GIVEN INSTRUCTION
Among the lines below, how many carry the string "Porte"? Reply with a number and nothing else.

DATASET ENTRIES
★ ★ ★ ★ ★ ★ ★
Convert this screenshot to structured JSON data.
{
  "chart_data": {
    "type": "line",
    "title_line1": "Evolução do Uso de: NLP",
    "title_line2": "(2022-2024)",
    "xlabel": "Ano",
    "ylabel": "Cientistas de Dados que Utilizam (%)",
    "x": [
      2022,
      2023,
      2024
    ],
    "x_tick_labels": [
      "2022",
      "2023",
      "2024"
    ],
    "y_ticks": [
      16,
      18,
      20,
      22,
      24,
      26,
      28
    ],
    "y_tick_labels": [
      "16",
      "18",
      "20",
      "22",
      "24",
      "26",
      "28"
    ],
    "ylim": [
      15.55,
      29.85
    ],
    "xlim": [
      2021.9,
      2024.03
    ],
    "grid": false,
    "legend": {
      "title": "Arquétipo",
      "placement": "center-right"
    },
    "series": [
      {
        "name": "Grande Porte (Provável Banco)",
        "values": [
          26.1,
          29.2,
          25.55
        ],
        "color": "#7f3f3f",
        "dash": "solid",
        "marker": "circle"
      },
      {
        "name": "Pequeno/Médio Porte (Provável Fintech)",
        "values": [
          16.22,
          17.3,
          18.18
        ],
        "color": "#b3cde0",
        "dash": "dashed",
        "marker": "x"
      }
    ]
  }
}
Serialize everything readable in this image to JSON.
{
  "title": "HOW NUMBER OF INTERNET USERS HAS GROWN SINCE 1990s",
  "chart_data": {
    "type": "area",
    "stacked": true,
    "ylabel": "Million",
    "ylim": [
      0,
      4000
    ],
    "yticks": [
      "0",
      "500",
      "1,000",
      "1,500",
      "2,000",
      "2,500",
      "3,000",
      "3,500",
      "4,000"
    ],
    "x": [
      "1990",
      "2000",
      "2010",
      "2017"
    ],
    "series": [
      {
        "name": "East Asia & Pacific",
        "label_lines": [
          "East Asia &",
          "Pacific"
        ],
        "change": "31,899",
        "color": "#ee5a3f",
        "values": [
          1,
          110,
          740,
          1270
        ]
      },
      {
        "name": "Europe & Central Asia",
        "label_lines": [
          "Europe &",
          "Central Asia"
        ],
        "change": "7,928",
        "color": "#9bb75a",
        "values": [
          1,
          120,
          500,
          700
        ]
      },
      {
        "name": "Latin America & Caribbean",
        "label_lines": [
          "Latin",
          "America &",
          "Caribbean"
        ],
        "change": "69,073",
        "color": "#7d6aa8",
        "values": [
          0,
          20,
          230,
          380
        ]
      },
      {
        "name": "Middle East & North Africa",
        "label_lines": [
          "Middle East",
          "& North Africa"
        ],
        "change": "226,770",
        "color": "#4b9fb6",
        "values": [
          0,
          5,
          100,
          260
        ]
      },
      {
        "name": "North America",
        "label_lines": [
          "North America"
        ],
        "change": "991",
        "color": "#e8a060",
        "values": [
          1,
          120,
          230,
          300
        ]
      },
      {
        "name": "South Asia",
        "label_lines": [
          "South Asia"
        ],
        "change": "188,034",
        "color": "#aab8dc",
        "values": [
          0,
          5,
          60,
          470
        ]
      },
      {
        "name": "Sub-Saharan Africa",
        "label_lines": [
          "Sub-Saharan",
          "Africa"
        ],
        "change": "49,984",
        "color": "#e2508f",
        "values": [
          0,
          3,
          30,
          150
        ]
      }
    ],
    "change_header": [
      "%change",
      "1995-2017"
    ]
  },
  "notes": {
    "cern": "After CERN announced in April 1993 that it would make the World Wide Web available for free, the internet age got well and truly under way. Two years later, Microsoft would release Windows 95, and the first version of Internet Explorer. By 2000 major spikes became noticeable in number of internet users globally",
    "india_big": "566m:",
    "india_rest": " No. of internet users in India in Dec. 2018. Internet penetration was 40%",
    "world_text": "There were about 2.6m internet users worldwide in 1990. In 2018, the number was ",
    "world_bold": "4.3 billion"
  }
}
★ ★ ★ ★ ★ ★ ★
SOLUTION TO THE EXERCISE
2